Can you repeat the lines of the material from the line with "- bar: [687, 357, 724, 409]" up to and including the line with "What elements are", changing "x-tick-label" to "category-label" and leaving everything else as it is?

Stored entries
------
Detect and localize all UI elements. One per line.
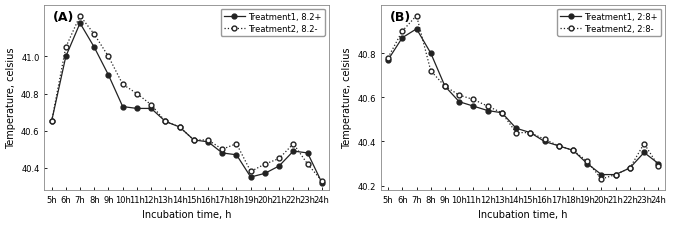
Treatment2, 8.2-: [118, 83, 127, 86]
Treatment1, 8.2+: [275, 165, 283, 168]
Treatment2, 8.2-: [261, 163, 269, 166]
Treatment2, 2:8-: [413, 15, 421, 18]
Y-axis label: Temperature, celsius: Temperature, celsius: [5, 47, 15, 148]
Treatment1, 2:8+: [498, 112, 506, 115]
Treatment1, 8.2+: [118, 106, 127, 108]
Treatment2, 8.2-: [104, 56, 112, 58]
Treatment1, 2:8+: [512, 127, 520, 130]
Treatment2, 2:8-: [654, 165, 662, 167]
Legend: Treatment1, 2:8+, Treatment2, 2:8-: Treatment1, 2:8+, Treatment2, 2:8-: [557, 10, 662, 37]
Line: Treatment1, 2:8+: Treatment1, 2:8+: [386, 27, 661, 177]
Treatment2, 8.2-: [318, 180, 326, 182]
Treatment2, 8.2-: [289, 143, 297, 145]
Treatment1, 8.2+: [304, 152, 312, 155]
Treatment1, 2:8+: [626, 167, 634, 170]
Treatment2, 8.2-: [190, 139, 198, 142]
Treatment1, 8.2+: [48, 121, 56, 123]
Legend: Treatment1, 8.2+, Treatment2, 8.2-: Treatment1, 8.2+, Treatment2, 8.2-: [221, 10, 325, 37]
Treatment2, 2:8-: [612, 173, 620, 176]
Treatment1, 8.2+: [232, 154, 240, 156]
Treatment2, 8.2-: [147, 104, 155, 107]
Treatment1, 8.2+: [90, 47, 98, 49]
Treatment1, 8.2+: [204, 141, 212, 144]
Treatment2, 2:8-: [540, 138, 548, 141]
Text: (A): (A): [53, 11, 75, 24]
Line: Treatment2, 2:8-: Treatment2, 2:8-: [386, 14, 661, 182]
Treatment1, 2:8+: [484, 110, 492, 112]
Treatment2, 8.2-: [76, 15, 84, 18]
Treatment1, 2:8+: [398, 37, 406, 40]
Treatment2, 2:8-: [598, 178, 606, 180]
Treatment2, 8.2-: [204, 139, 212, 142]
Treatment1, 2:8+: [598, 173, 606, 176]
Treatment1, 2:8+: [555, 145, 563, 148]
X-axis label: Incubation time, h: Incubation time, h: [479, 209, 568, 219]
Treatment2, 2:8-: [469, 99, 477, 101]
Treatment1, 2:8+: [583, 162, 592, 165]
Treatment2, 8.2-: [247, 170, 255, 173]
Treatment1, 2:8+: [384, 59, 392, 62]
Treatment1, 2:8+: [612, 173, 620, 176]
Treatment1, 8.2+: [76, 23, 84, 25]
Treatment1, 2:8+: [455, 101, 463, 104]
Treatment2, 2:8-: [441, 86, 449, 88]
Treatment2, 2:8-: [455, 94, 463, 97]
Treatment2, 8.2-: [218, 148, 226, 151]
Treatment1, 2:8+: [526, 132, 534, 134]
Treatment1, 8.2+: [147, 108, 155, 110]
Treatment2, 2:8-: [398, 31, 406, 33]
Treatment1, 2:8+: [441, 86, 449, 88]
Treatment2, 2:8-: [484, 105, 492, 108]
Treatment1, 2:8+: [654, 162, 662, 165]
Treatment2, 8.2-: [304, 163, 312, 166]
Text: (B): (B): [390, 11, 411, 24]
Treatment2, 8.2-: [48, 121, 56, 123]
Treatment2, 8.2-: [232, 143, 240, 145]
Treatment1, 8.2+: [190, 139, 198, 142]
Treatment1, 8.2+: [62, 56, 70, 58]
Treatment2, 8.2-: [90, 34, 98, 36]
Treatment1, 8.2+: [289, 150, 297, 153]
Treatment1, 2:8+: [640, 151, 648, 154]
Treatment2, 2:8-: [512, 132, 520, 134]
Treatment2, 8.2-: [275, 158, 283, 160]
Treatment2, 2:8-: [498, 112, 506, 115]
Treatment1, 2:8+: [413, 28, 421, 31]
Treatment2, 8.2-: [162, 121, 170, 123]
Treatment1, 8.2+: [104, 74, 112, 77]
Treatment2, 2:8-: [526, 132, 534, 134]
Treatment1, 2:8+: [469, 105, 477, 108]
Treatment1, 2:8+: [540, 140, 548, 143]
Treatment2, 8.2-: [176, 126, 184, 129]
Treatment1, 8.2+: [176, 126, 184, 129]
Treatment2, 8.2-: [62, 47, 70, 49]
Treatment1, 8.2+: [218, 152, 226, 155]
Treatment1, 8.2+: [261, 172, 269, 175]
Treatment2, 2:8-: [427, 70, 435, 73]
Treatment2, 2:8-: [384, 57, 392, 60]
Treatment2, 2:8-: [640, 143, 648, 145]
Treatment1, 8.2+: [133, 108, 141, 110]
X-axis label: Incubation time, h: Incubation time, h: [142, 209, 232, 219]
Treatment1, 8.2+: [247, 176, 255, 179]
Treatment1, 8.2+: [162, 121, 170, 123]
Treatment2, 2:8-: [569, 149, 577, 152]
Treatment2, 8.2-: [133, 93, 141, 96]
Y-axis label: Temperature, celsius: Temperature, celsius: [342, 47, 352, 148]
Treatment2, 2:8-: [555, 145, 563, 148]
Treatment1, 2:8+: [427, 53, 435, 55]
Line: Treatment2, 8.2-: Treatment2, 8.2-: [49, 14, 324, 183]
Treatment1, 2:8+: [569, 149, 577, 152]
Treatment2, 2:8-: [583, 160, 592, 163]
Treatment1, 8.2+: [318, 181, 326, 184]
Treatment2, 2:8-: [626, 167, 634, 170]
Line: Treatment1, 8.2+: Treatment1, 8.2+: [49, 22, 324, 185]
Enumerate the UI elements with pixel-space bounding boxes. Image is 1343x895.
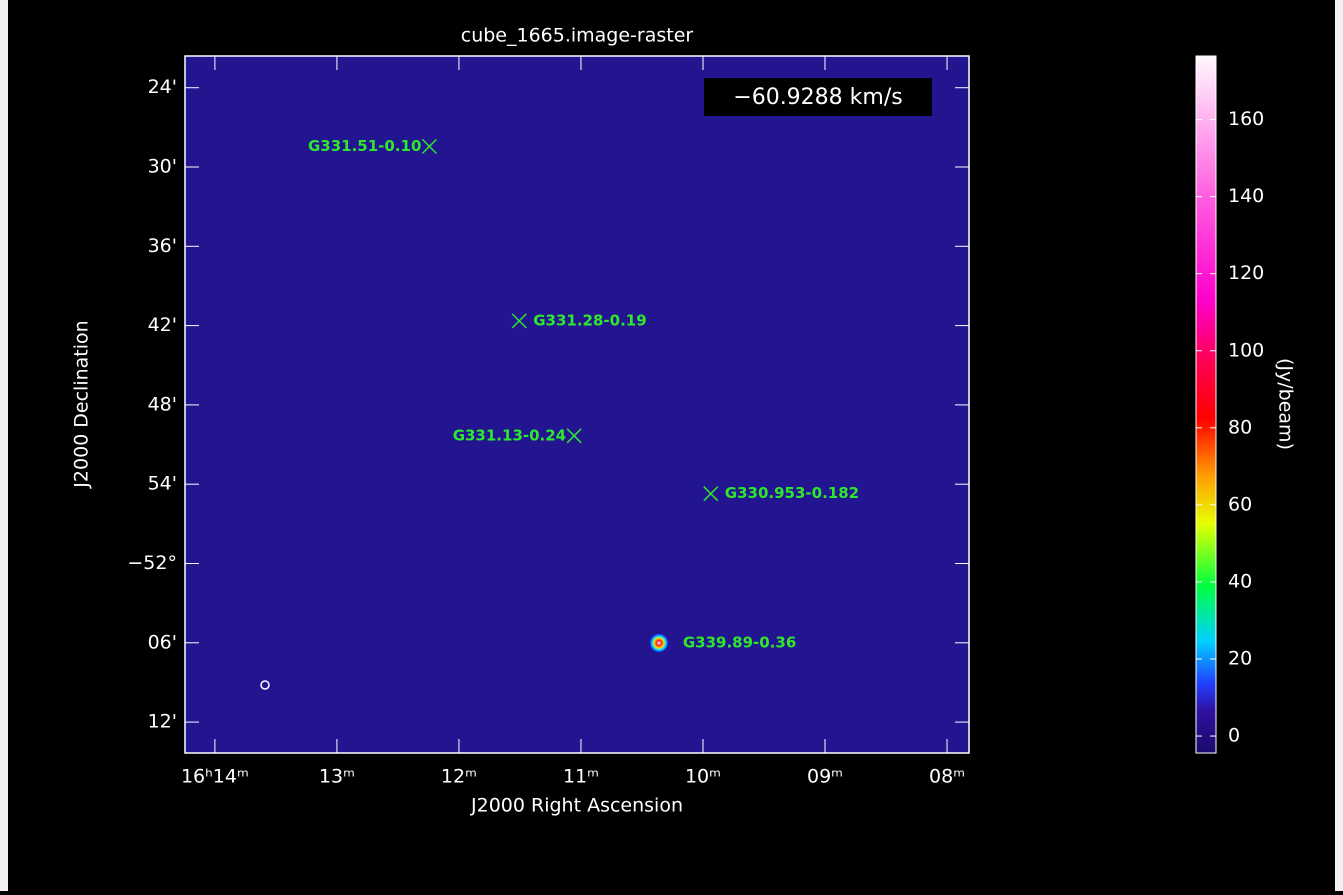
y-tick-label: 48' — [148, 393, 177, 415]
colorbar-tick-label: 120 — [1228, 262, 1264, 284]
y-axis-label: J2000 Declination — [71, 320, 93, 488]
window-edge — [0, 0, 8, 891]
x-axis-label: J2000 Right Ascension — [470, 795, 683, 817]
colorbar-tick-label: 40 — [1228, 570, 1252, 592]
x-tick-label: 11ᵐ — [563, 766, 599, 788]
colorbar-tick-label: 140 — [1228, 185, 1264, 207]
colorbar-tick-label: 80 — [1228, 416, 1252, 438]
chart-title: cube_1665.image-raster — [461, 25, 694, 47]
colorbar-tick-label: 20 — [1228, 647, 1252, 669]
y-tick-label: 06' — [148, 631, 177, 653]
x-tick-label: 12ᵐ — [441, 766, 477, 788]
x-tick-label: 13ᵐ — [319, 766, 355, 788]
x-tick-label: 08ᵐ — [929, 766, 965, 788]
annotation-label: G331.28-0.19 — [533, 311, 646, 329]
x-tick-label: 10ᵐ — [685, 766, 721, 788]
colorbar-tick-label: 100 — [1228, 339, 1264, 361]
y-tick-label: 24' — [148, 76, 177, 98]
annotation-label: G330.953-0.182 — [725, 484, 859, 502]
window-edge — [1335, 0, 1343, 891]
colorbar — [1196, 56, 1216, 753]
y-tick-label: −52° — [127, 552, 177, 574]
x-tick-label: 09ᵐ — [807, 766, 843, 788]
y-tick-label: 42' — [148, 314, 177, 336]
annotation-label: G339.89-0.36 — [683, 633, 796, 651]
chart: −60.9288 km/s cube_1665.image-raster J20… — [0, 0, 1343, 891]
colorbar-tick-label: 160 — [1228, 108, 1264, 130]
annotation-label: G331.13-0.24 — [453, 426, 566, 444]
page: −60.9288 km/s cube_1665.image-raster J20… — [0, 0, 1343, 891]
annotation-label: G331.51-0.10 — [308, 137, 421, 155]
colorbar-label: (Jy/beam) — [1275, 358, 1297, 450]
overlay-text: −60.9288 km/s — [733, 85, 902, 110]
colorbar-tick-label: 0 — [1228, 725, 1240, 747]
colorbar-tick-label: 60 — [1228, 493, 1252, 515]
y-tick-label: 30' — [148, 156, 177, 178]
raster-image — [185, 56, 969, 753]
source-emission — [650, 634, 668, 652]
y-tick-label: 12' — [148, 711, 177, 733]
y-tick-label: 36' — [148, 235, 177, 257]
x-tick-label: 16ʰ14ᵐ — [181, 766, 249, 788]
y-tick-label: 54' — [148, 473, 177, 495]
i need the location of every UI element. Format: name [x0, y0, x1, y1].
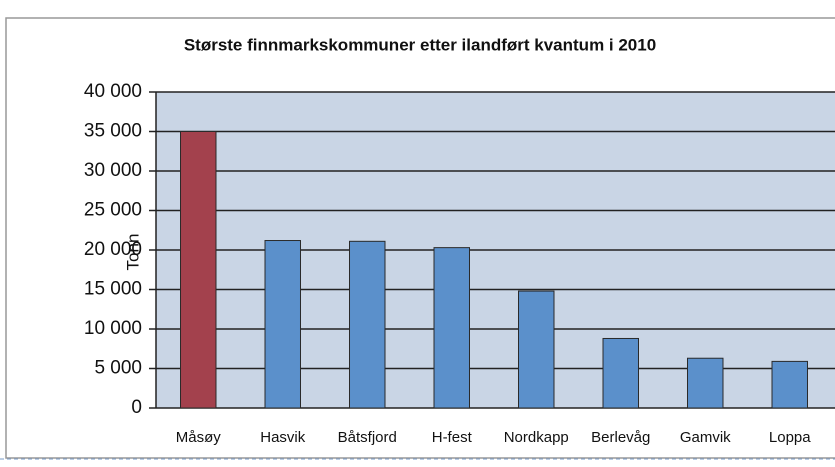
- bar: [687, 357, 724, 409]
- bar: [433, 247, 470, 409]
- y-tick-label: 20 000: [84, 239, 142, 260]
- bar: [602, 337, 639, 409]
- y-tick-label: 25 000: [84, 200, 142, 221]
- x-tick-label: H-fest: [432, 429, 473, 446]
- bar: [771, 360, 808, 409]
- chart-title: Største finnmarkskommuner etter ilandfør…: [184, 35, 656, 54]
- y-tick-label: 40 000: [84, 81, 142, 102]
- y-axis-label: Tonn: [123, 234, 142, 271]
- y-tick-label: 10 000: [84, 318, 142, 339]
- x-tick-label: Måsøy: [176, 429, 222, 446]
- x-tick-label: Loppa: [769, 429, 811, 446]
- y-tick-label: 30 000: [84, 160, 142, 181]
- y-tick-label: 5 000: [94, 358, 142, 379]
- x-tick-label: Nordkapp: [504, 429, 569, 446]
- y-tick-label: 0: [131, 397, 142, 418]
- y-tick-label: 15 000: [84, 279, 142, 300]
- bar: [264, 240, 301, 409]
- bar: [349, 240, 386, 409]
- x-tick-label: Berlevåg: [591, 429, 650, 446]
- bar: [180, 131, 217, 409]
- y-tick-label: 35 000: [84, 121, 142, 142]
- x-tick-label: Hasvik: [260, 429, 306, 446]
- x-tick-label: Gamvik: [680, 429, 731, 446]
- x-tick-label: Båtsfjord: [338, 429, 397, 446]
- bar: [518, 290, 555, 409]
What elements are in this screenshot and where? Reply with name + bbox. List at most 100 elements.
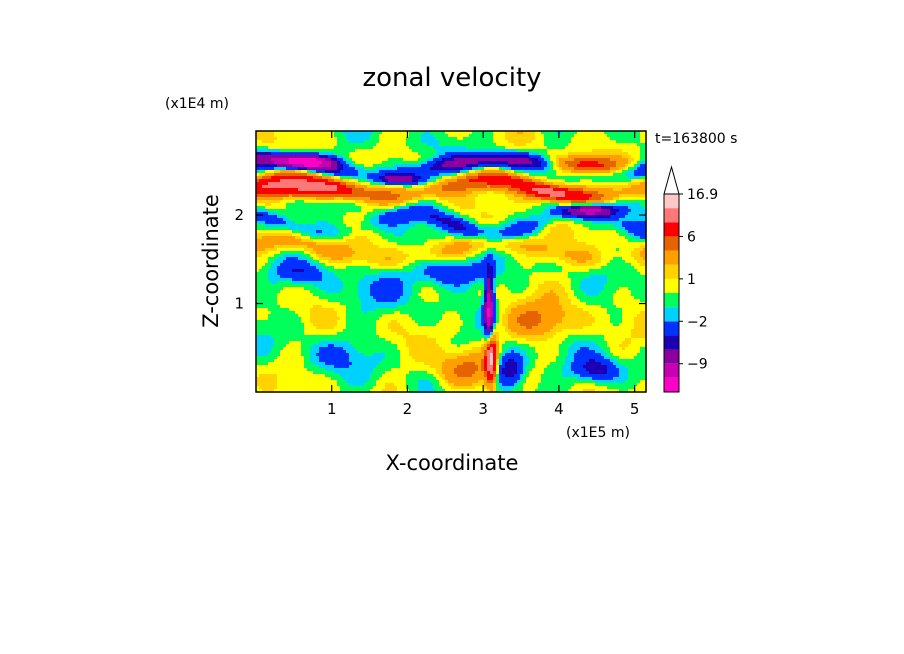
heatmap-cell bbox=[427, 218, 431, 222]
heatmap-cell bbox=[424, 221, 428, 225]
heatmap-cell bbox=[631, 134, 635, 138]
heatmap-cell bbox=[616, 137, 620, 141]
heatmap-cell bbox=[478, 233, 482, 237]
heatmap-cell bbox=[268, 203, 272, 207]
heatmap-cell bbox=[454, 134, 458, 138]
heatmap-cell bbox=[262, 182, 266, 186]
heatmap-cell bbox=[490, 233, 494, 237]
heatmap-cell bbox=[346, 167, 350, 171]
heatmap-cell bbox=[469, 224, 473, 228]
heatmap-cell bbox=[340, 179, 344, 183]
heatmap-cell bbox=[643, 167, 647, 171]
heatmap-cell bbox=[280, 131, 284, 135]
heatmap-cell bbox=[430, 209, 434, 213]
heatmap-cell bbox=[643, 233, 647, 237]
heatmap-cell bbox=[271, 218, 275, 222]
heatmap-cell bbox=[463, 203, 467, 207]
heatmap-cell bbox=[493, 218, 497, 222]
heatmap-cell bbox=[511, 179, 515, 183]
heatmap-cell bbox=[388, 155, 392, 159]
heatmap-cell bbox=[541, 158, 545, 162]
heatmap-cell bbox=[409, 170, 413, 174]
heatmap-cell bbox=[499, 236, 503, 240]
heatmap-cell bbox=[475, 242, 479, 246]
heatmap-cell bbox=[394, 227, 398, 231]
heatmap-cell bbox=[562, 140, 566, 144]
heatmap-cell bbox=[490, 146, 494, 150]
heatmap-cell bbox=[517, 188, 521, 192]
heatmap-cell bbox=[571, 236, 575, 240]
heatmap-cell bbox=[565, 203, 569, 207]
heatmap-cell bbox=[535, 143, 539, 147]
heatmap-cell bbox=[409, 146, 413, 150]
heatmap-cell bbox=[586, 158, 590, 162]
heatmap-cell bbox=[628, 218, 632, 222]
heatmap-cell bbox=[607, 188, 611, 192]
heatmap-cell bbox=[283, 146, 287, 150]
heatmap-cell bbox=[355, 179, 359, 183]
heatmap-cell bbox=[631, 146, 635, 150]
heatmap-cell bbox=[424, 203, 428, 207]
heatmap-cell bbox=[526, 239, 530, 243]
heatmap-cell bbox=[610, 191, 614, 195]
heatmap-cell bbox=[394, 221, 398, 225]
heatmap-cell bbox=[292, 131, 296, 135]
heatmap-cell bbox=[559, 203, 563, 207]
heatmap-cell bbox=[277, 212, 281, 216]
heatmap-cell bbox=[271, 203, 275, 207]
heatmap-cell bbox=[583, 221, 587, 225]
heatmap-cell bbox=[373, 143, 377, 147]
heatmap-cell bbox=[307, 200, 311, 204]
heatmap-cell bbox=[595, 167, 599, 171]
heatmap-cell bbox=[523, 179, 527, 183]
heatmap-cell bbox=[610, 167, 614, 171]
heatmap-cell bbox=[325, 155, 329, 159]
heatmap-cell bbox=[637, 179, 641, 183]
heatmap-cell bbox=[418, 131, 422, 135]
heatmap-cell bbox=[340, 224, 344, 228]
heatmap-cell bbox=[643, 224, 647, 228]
------
THE RESULT:
- bar: [687, 357, 724, 409]
- bar: [433, 247, 470, 409]
- y-tick-label: 20 000: [84, 239, 142, 260]
- bar: [602, 337, 639, 409]
- y-tick-label: 25 000: [84, 200, 142, 221]
- category-label: H-fest: [432, 429, 473, 446]
- bar: [771, 360, 808, 409]
- chart-title: Største finnmarkskommuner etter ilandfør…: [184, 35, 656, 54]
- y-tick-label: 40 000: [84, 81, 142, 102]
- y-axis-label: Tonn: [123, 234, 142, 271]
- y-tick-label: 10 000: [84, 318, 142, 339]
- category-label: Måsøy: [176, 429, 222, 446]
- category-label: Loppa: [769, 429, 811, 446]
- y-tick-label: 30 000: [84, 160, 142, 181]
- y-tick-label: 5 000: [94, 358, 142, 379]
- category-label: Nordkapp: [504, 429, 569, 446]
- y-tick-label: 0: [131, 397, 142, 418]
- y-tick-label: 15 000: [84, 279, 142, 300]
- bar: [264, 240, 301, 409]
- bar: [349, 240, 386, 409]
- category-label: Berlevåg: [591, 429, 650, 446]
- bar: [180, 131, 217, 409]
- y-tick-label: 35 000: [84, 121, 142, 142]
- category-label: Hasvik: [260, 429, 306, 446]
- category-label: Gamvik: [680, 429, 731, 446]
- category-label: Båtsfjord: [338, 429, 397, 446]
- bar: [518, 290, 555, 409]
What elements are in this screenshot and where? Reply with name + bbox. List at most 100 elements.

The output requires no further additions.